# START OF RECORDS SHOWN

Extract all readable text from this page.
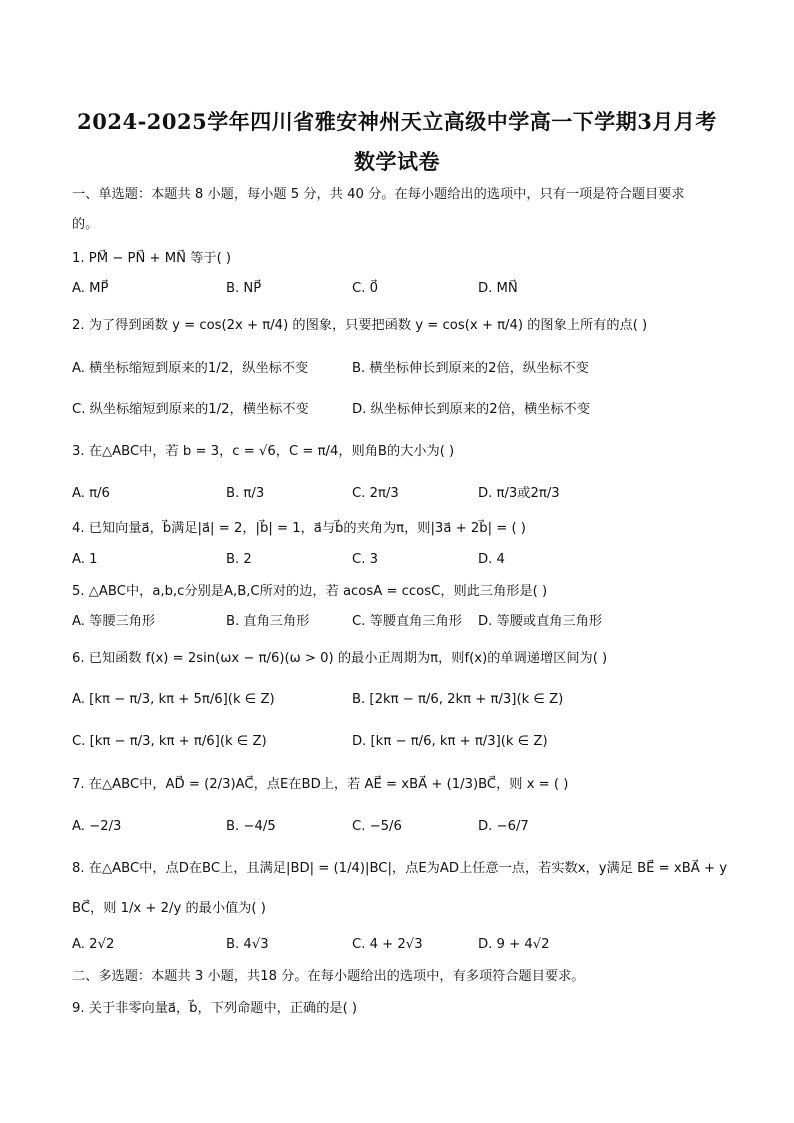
2024-2025学年四川省雅安神州天立高级中学高一下学期3月月考
数学试卷
一、单选题：本题共 8 小题，每小题 5 分，共 40 分。在每小题给出的选项中，只有一项是符合题目要求
的。
1. PM⃗ − PN⃗ + MN⃗ 等于( )
A. MP⃗	B. NP⃗	C. 0⃗	D. MN⃗
2. 为了得到函数 y = cos(2x + π/4) 的图象，只要把函数 y = cos(x + π/4) 的图象上所有的点( )
A. 横坐标缩短到原来的1/2，纵坐标不变	B. 横坐标伸长到原来的2倍，纵坐标不变
C. 纵坐标缩短到原来的1/2，横坐标不变	D. 纵坐标伸长到原来的2倍，横坐标不变
3. 在△ABC中，若 b = 3，c = √6，C = π/4，则角B的大小为( )
A. π/6	B. π/3	C. 2π/3	D. π/3或2π/3
4. 已知向量a⃗，b⃗满足|a⃗| = 2，|b⃗| = 1，a⃗与b⃗的夹角为π，则|3a⃗ + 2b⃗| = ( )
A. 1	B. 2	C. 3	D. 4
5. △ABC中，a,b,c分别是A,B,C所对的边，若 acosA = ccosC，则此三角形是( )
A. 等腰三角形	B. 直角三角形	C. 等腰直角三角形 D. 等腰或直角三角形
6. 已知函数 f(x) = 2sin(ωx − π/6)(ω > 0) 的最小正周期为π，则f(x)的单调递增区间为( )
A. [kπ − π/3, kπ + 5π/6](k ∈ Z)	B. [2kπ − π/6, 2kπ + π/3](k ∈ Z)
C. [kπ − π/3, kπ + π/6](k ∈ Z)	D. [kπ − π/6, kπ + π/3](k ∈ Z)
7. 在△ABC中，AD⃗ = (2/3)AC⃗，点E在BD上，若 AE⃗ = xBA⃗ + (1/3)BC⃗，则 x = ( )
A. −2/3	B. −4/5	C. −5/6	D. −6/7
8. 在△ABC中，点D在BC上，且满足|BD| = (1/4)|BC|，点E为AD上任意一点，若实数x，y满足 BE⃗ = xBA⃗ + y
BC⃗，则 1/x + 2/y 的最小值为( )
A. 2√2	B. 4√3	C. 4 + 2√3	D. 9 + 4√2
二、多选题：本题共 3 小题，共18 分。在每小题给出的选项中，有多项符合题目要求。
9. 关于非零向量a⃗，b⃗，下列命题中，正确的是( )
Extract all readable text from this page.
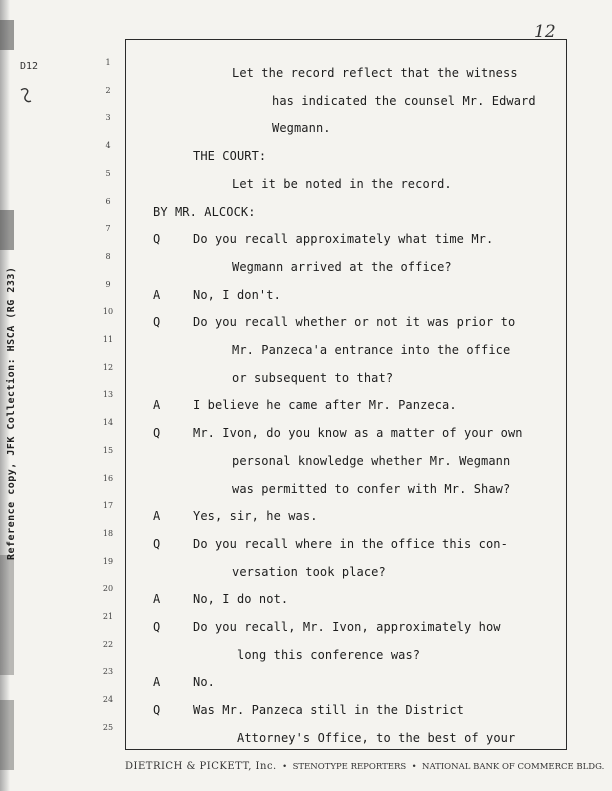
D12
Reference copy, JFK Collection: HSCA (RG 233)
12
1
Let the record reflect that the witness
2
has indicated the counsel Mr. Edward
3
Wegmann.
4
THE COURT:
5
Let it be noted in the record.
6
BY MR. ALCOCK:
7
Q	Do you recall approximately what time Mr.
8
Wegmann arrived at the office?
9
A	No, I don't.
10
Q	Do you recall whether or not it was prior to
11
Mr. Panzeca'a entrance into the office
12
or subsequent to that?
13
A	I believe he came after Mr. Panzeca.
14
Q	Mr. Ivon, do you know as a matter of your own
15
personal knowledge whether Mr. Wegmann
16
was permitted to confer with Mr. Shaw?
17
A	Yes, sir, he was.
18
Q	Do you recall where in the office this con-
19
versation took place?
20
A	No, I do not.
21
Q	Do you recall, Mr. Ivon, approximately how
22
long this conference was?
23
A	No.
24
Q	Was Mr. Panzeca still in the District
25
Attorney's Office, to the best of your
DIETRICH & PICKETT, Inc. • STENOTYPE REPORTERS • NATIONAL BANK OF COMMERCE BLDG.
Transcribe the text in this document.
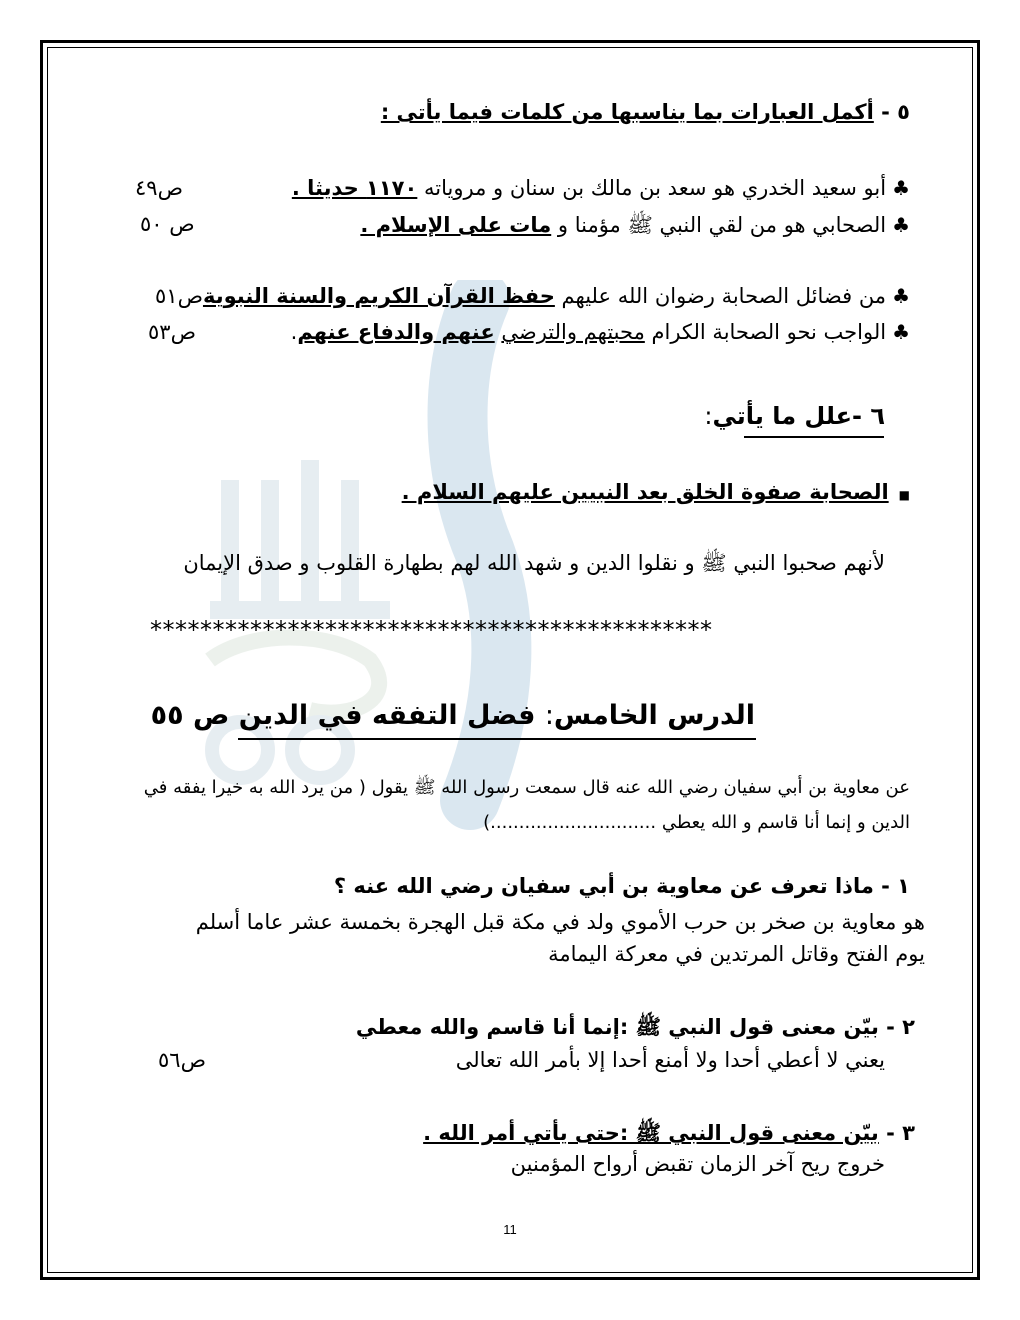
٥ - أكمل العبارات بما يناسبها من كلمات فيما يأتى :
♣أبو سعيد الخدري هو سعد بن مالك بن سنان و مروياته ١١٧٠ حديثا .
ص٤٩
♣الصحابي هو من لقي النبي ﷺ مؤمنا و مات على الإسلام .
ص ٥٠
♣من فضائل الصحابة رضوان الله عليهم حفظ القرآن الكريم والسنة النبويةص٥١
♣الواجب نحو الصحابة الكرام محبتهم والترضي عنهم والدفاع عنهم.
ص٥٣
٦ -علل ما يأتي:
■الصحابة صفوة الخلق بعد النبيين عليهم السلام .
لأنهم صحبوا النبي ﷺ و نقلوا الدين و شهد الله لهم بطهارة القلوب و صدق الإيمان
*********************************************
الدرس الخامس: فضل التفقه في الدين ص ٥٥
عن معاوية بن أبي سفيان رضي الله عنه قال سمعت رسول الله ﷺ يقول ( من يرد الله به خيرا يفقه في
الدين و إنما أنا قاسم و الله يعطي .............................)
١ - ماذا تعرف عن معاوية بن أبي سفيان رضي الله عنه ؟
هو معاوية بن صخر بن حرب الأموي ولد في مكة قبل الهجرة بخمسة عشر عاما أسلم
يوم الفتح وقاتل المرتدين في معركة اليمامة
٢ - بيّن معنى قول النبي ﷺ :إنما أنا قاسم والله معطي
يعني لا أعطي أحدا ولا أمنع أحدا إلا بأمر الله تعالى
ص٥٦
٣ - بيّن معنى قول النبي ﷺ :حتى يأتي أمر الله .
خروج ريح آخر الزمان تقبض أرواح المؤمنين
11
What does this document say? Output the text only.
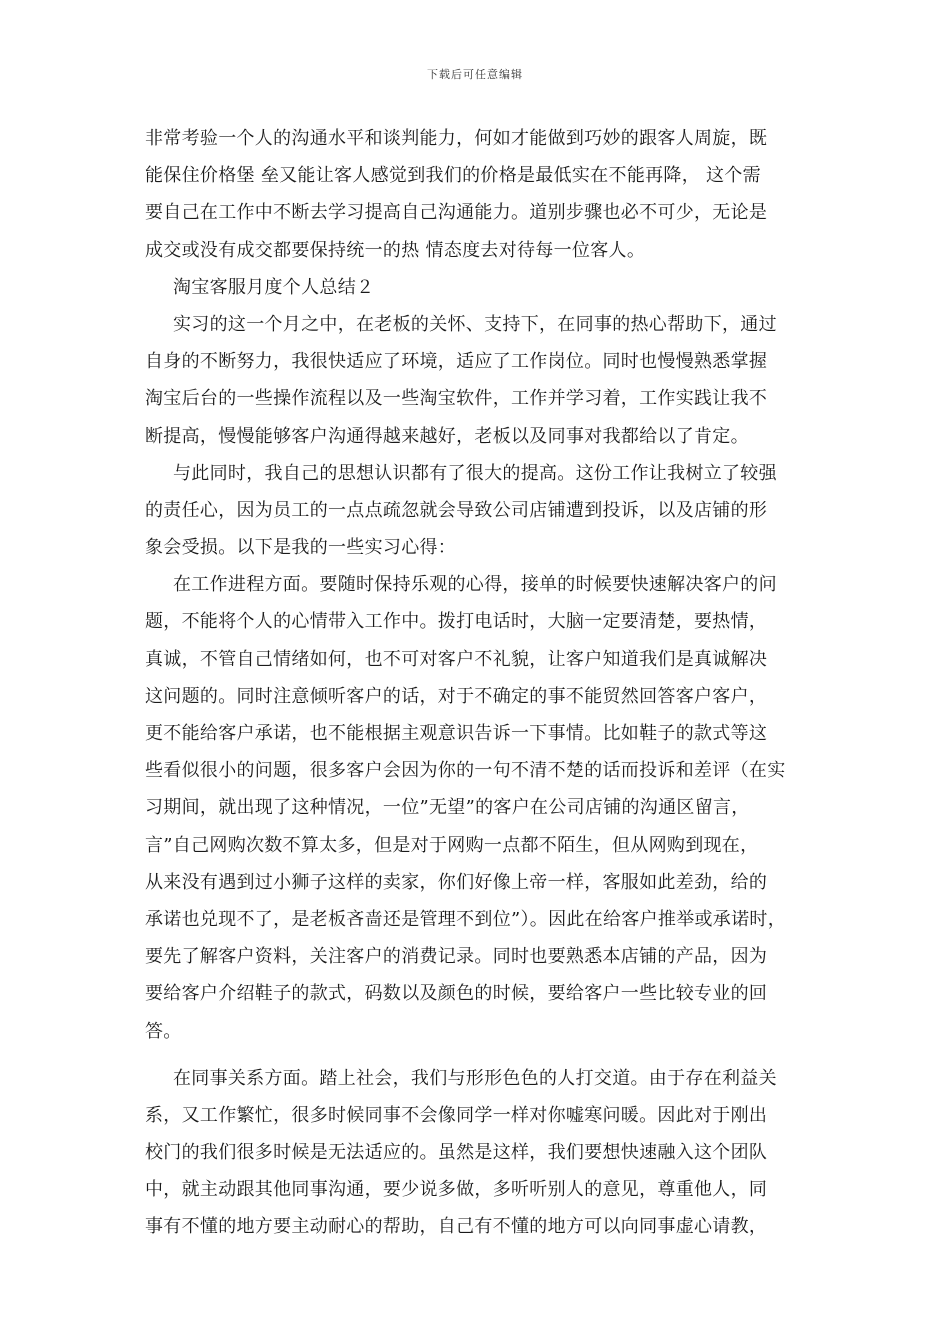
下载后可任意编辑
非常考验一个人的沟通水平和谈判能力，何如才能做到巧妙的跟客人周旋，既
能保住价格堡 垒又能让客人感觉到我们的价格是最低实在不能再降， 这个需
要自己在工作中不断去学习提高自己沟通能力。道别步骤也必不可少，无论是
成交或没有成交都要保持统一的热 情态度去对待每一位客人。
淘宝客服月度个人总结２
实习的这一个月之中，在老板的关怀、支持下，在同事的热心帮助下，通过
自身的不断努力，我很快适应了环境，适应了工作岗位。同时也慢慢熟悉掌握
淘宝后台的一些操作流程以及一些淘宝软件，工作并学习着，工作实践让我不
断提高，慢慢能够客户沟通得越来越好，老板以及同事对我都给以了肯定。
与此同时，我自己的思想认识都有了很大的提高。这份工作让我树立了较强
的责任心，因为员工的一点点疏忽就会导致公司店铺遭到投诉，以及店铺的形
象会受损。以下是我的一些实习心得：
在工作进程方面。要随时保持乐观的心得，接单的时候要快速解决客户的问
题，不能将个人的心情带入工作中。拨打电话时，大脑一定要清楚，要热情，
真诚，不管自己情绪如何，也不可对客户不礼貌，让客户知道我们是真诚解决
这问题的。同时注意倾听客户的话，对于不确定的事不能贸然回答客户客户，
更不能给客户承诺，也不能根据主观意识告诉一下事情。比如鞋子的款式等这
些看似很小的问题，很多客户会因为你的一句不清不楚的话而投诉和差评（在实
习期间，就出现了这种情况，一位”无望”的客户在公司店铺的沟通区留言，
言”自己网购次数不算太多，但是对于网购一点都不陌生，但从网购到现在，
从来没有遇到过小狮子这样的卖家，你们好像上帝一样，客服如此差劲，给的
承诺也兑现不了，是老板吝啬还是管理不到位”）。因此在给客户推举或承诺时，
要先了解客户资料，关注客户的消费记录。同时也要熟悉本店铺的产品，因为
要给客户介绍鞋子的款式，码数以及颜色的时候，要给客户一些比较专业的回
答。
在同事关系方面。踏上社会，我们与形形色色的人打交道。由于存在利益关
系，又工作繁忙，很多时候同事不会像同学一样对你嘘寒问暖。因此对于刚出
校门的我们很多时候是无法适应的。虽然是这样，我们要想快速融入这个团队
中，就主动跟其他同事沟通，要少说多做，多听听别人的意见，尊重他人，同
事有不懂的地方要主动耐心的帮助，自己有不懂的地方可以向同事虚心请教，
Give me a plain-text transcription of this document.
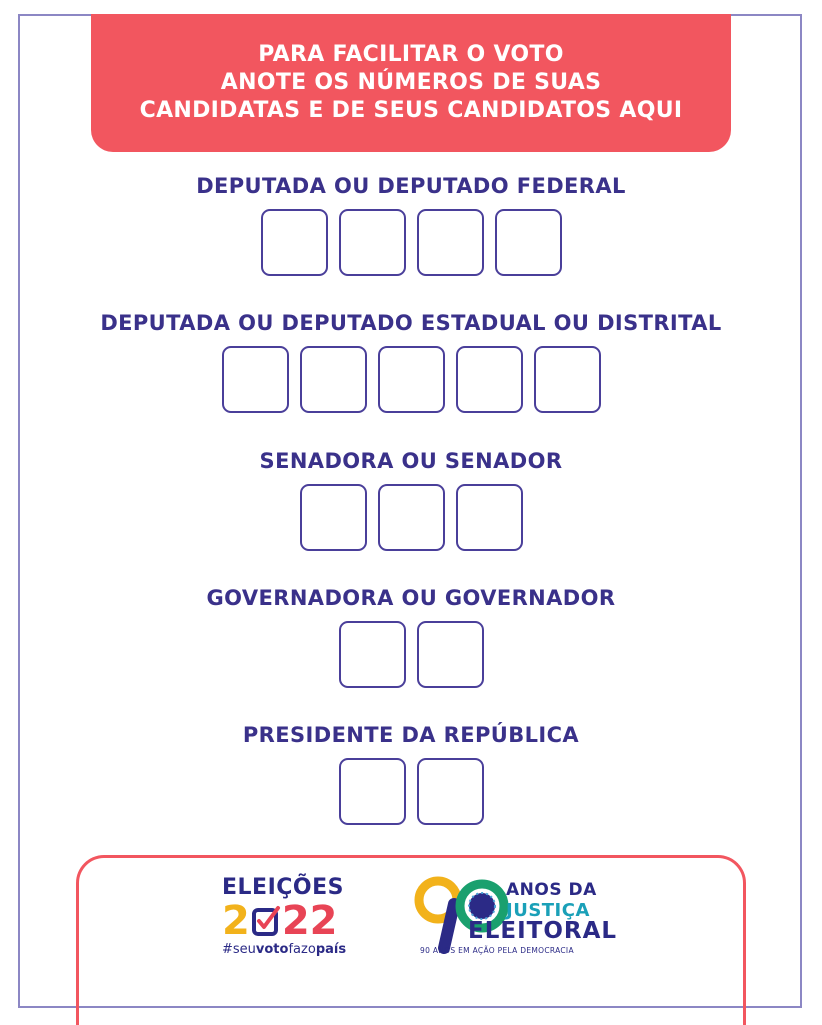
PARA FACILITAR O VOTO
ANOTE OS NÚMEROS DE SUAS
CANDIDATAS E DE SEUS CANDIDATOS AQUI
DEPUTADA OU DEPUTADO FEDERAL
DEPUTADA OU DEPUTADO ESTADUAL OU DISTRITAL
SENADORA OU SENADOR
GOVERNADORA OU GOVERNADOR
PRESIDENTE DA REPÚBLICA
ELEIÇÕES
2 22
#seuvotofazopaís
ANOS DA
JUSTIÇA
ELEITORAL
90 ANOS EM AÇÃO PELA DEMOCRACIA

# END OF RECORDS SHOWN

#### [PROBLEM DETAILS]
State the number of lines that contain the string "this", with no other words.

#### [TASK RESULT]
7